◆ INPUT RECORDS ◆
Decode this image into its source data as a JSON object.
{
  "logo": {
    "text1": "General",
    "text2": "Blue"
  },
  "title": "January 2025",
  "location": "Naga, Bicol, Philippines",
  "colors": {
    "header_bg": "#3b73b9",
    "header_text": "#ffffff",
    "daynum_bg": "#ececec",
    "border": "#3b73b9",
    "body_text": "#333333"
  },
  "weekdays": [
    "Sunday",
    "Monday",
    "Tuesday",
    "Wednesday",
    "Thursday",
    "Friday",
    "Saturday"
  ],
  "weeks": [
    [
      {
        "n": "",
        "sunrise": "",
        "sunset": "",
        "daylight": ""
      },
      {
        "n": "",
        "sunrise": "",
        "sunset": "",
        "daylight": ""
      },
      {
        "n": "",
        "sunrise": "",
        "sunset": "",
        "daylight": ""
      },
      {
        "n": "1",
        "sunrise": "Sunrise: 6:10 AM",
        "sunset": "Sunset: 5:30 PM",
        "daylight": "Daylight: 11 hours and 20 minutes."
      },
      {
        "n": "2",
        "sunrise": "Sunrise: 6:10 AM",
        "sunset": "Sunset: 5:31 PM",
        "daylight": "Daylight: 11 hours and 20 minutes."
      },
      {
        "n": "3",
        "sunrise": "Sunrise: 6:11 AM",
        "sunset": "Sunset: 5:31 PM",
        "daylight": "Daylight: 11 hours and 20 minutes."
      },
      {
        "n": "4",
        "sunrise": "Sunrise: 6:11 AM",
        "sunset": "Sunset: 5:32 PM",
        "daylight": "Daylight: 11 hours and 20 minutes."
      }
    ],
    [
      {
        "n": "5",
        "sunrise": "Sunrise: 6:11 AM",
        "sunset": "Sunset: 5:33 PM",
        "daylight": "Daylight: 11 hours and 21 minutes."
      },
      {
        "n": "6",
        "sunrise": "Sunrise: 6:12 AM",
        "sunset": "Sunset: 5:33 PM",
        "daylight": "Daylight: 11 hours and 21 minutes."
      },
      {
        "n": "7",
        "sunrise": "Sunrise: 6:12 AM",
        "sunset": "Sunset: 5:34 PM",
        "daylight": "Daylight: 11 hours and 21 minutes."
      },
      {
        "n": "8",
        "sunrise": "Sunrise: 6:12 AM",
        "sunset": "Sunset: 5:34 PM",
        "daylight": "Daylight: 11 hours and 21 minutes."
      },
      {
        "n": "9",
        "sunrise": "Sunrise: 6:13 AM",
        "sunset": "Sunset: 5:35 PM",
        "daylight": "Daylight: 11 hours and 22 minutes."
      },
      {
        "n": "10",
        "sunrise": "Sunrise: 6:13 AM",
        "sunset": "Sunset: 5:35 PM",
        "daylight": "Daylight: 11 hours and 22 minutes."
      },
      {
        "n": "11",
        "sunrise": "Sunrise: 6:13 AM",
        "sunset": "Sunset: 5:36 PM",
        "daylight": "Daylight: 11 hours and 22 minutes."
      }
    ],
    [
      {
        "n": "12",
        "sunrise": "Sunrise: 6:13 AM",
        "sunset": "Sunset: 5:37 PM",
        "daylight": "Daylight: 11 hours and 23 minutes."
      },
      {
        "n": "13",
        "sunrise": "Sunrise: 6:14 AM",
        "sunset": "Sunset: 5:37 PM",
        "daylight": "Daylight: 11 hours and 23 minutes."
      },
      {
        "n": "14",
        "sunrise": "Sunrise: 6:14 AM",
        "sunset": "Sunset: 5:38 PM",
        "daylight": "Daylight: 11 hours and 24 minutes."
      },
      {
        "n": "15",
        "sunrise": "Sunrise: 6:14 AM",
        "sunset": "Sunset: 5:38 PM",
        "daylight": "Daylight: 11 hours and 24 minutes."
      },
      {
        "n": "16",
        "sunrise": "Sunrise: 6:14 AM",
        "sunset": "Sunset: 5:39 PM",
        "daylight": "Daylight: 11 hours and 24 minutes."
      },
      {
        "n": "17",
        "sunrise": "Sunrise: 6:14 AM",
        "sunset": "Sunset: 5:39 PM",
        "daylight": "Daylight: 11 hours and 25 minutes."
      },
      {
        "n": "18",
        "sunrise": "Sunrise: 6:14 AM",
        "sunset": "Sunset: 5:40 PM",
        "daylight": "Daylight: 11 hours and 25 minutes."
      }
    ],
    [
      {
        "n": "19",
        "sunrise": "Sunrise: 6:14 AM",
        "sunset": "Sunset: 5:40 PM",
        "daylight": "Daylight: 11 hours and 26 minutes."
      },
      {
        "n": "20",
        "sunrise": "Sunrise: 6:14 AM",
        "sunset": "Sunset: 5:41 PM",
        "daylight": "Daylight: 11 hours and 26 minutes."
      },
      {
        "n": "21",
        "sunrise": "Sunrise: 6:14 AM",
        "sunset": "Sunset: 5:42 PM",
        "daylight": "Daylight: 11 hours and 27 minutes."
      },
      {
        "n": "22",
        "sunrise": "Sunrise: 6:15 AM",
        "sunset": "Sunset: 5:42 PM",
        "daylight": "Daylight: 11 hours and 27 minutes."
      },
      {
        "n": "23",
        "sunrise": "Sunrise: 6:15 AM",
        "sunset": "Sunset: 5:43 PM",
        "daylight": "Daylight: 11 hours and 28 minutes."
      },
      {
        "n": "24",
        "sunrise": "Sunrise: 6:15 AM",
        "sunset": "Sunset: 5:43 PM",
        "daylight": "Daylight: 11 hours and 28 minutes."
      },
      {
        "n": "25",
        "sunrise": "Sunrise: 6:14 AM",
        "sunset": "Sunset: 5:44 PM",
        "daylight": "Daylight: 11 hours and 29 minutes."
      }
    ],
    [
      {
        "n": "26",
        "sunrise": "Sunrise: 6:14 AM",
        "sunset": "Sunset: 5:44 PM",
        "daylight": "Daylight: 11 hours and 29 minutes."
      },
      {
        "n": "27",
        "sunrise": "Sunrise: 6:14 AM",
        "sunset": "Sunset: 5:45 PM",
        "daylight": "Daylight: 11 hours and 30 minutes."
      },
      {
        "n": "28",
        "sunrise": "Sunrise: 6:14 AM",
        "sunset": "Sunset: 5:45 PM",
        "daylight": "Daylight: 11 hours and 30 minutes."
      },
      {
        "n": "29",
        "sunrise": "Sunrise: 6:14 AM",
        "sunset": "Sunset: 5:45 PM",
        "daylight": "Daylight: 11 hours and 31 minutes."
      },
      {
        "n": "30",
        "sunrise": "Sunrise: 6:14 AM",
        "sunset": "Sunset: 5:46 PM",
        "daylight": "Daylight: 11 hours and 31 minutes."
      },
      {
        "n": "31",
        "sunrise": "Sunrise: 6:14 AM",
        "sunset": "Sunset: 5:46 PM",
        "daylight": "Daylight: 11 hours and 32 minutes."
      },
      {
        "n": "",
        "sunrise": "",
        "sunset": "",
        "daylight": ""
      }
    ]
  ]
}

◆ THE REQUEST ◆
Using the listing above, please repeat every entry exactly.

◆ SOLVED EXERCISE ◆
Decode this image into its source data as a JSON object.
{
  "logo": {
    "text1": "General",
    "text2": "Blue"
  },
  "title": "January 2025",
  "location": "Naga, Bicol, Philippines",
  "colors": {
    "header_bg": "#3b73b9",
    "header_text": "#ffffff",
    "daynum_bg": "#ececec",
    "border": "#3b73b9",
    "body_text": "#333333"
  },
  "weekdays": [
    "Sunday",
    "Monday",
    "Tuesday",
    "Wednesday",
    "Thursday",
    "Friday",
    "Saturday"
  ],
  "weeks": [
    [
      {
        "n": "",
        "sunrise": "",
        "sunset": "",
        "daylight": ""
      },
      {
        "n": "",
        "sunrise": "",
        "sunset": "",
        "daylight": ""
      },
      {
        "n": "",
        "sunrise": "",
        "sunset": "",
        "daylight": ""
      },
      {
        "n": "1",
        "sunrise": "Sunrise: 6:10 AM",
        "sunset": "Sunset: 5:30 PM",
        "daylight": "Daylight: 11 hours and 20 minutes."
      },
      {
        "n": "2",
        "sunrise": "Sunrise: 6:10 AM",
        "sunset": "Sunset: 5:31 PM",
        "daylight": "Daylight: 11 hours and 20 minutes."
      },
      {
        "n": "3",
        "sunrise": "Sunrise: 6:11 AM",
        "sunset": "Sunset: 5:31 PM",
        "daylight": "Daylight: 11 hours and 20 minutes."
      },
      {
        "n": "4",
        "sunrise": "Sunrise: 6:11 AM",
        "sunset": "Sunset: 5:32 PM",
        "daylight": "Daylight: 11 hours and 20 minutes."
      }
    ],
    [
      {
        "n": "5",
        "sunrise": "Sunrise: 6:11 AM",
        "sunset": "Sunset: 5:33 PM",
        "daylight": "Daylight: 11 hours and 21 minutes."
      },
      {
        "n": "6",
        "sunrise": "Sunrise: 6:12 AM",
        "sunset": "Sunset: 5:33 PM",
        "daylight": "Daylight: 11 hours and 21 minutes."
      },
      {
        "n": "7",
        "sunrise": "Sunrise: 6:12 AM",
        "sunset": "Sunset: 5:34 PM",
        "daylight": "Daylight: 11 hours and 21 minutes."
      },
      {
        "n": "8",
        "sunrise": "Sunrise: 6:12 AM",
        "sunset": "Sunset: 5:34 PM",
        "daylight": "Daylight: 11 hours and 21 minutes."
      },
      {
        "n": "9",
        "sunrise": "Sunrise: 6:13 AM",
        "sunset": "Sunset: 5:35 PM",
        "daylight": "Daylight: 11 hours and 22 minutes."
      },
      {
        "n": "10",
        "sunrise": "Sunrise: 6:13 AM",
        "sunset": "Sunset: 5:35 PM",
        "daylight": "Daylight: 11 hours and 22 minutes."
      },
      {
        "n": "11",
        "sunrise": "Sunrise: 6:13 AM",
        "sunset": "Sunset: 5:36 PM",
        "daylight": "Daylight: 11 hours and 22 minutes."
      }
    ],
    [
      {
        "n": "12",
        "sunrise": "Sunrise: 6:13 AM",
        "sunset": "Sunset: 5:37 PM",
        "daylight": "Daylight: 11 hours and 23 minutes."
      },
      {
        "n": "13",
        "sunrise": "Sunrise: 6:14 AM",
        "sunset": "Sunset: 5:37 PM",
        "daylight": "Daylight: 11 hours and 23 minutes."
      },
      {
        "n": "14",
        "sunrise": "Sunrise: 6:14 AM",
        "sunset": "Sunset: 5:38 PM",
        "daylight": "Daylight: 11 hours and 24 minutes."
      },
      {
        "n": "15",
        "sunrise": "Sunrise: 6:14 AM",
        "sunset": "Sunset: 5:38 PM",
        "daylight": "Daylight: 11 hours and 24 minutes."
      },
      {
        "n": "16",
        "sunrise": "Sunrise: 6:14 AM",
        "sunset": "Sunset: 5:39 PM",
        "daylight": "Daylight: 11 hours and 24 minutes."
      },
      {
        "n": "17",
        "sunrise": "Sunrise: 6:14 AM",
        "sunset": "Sunset: 5:39 PM",
        "daylight": "Daylight: 11 hours and 25 minutes."
      },
      {
        "n": "18",
        "sunrise": "Sunrise: 6:14 AM",
        "sunset": "Sunset: 5:40 PM",
        "daylight": "Daylight: 11 hours and 25 minutes."
      }
    ],
    [
      {
        "n": "19",
        "sunrise": "Sunrise: 6:14 AM",
        "sunset": "Sunset: 5:40 PM",
        "daylight": "Daylight: 11 hours and 26 minutes."
      },
      {
        "n": "20",
        "sunrise": "Sunrise: 6:14 AM",
        "sunset": "Sunset: 5:41 PM",
        "daylight": "Daylight: 11 hours and 26 minutes."
      },
      {
        "n": "21",
        "sunrise": "Sunrise: 6:14 AM",
        "sunset": "Sunset: 5:42 PM",
        "daylight": "Daylight: 11 hours and 27 minutes."
      },
      {
        "n": "22",
        "sunrise": "Sunrise: 6:15 AM",
        "sunset": "Sunset: 5:42 PM",
        "daylight": "Daylight: 11 hours and 27 minutes."
      },
      {
        "n": "23",
        "sunrise": "Sunrise: 6:15 AM",
        "sunset": "Sunset: 5:43 PM",
        "daylight": "Daylight: 11 hours and 28 minutes."
      },
      {
        "n": "24",
        "sunrise": "Sunrise: 6:15 AM",
        "sunset": "Sunset: 5:43 PM",
        "daylight": "Daylight: 11 hours and 28 minutes."
      },
      {
        "n": "25",
        "sunrise": "Sunrise: 6:14 AM",
        "sunset": "Sunset: 5:44 PM",
        "daylight": "Daylight: 11 hours and 29 minutes."
      }
    ],
    [
      {
        "n": "26",
        "sunrise": "Sunrise: 6:14 AM",
        "sunset": "Sunset: 5:44 PM",
        "daylight": "Daylight: 11 hours and 29 minutes."
      },
      {
        "n": "27",
        "sunrise": "Sunrise: 6:14 AM",
        "sunset": "Sunset: 5:45 PM",
        "daylight": "Daylight: 11 hours and 30 minutes."
      },
      {
        "n": "28",
        "sunrise": "Sunrise: 6:14 AM",
        "sunset": "Sunset: 5:45 PM",
        "daylight": "Daylight: 11 hours and 30 minutes."
      },
      {
        "n": "29",
        "sunrise": "Sunrise: 6:14 AM",
        "sunset": "Sunset: 5:45 PM",
        "daylight": "Daylight: 11 hours and 31 minutes."
      },
      {
        "n": "30",
        "sunrise": "Sunrise: 6:14 AM",
        "sunset": "Sunset: 5:46 PM",
        "daylight": "Daylight: 11 hours and 31 minutes."
      },
      {
        "n": "31",
        "sunrise": "Sunrise: 6:14 AM",
        "sunset": "Sunset: 5:46 PM",
        "daylight": "Daylight: 11 hours and 32 minutes."
      },
      {
        "n": "",
        "sunrise": "",
        "sunset": "",
        "daylight": ""
      }
    ]
  ]
}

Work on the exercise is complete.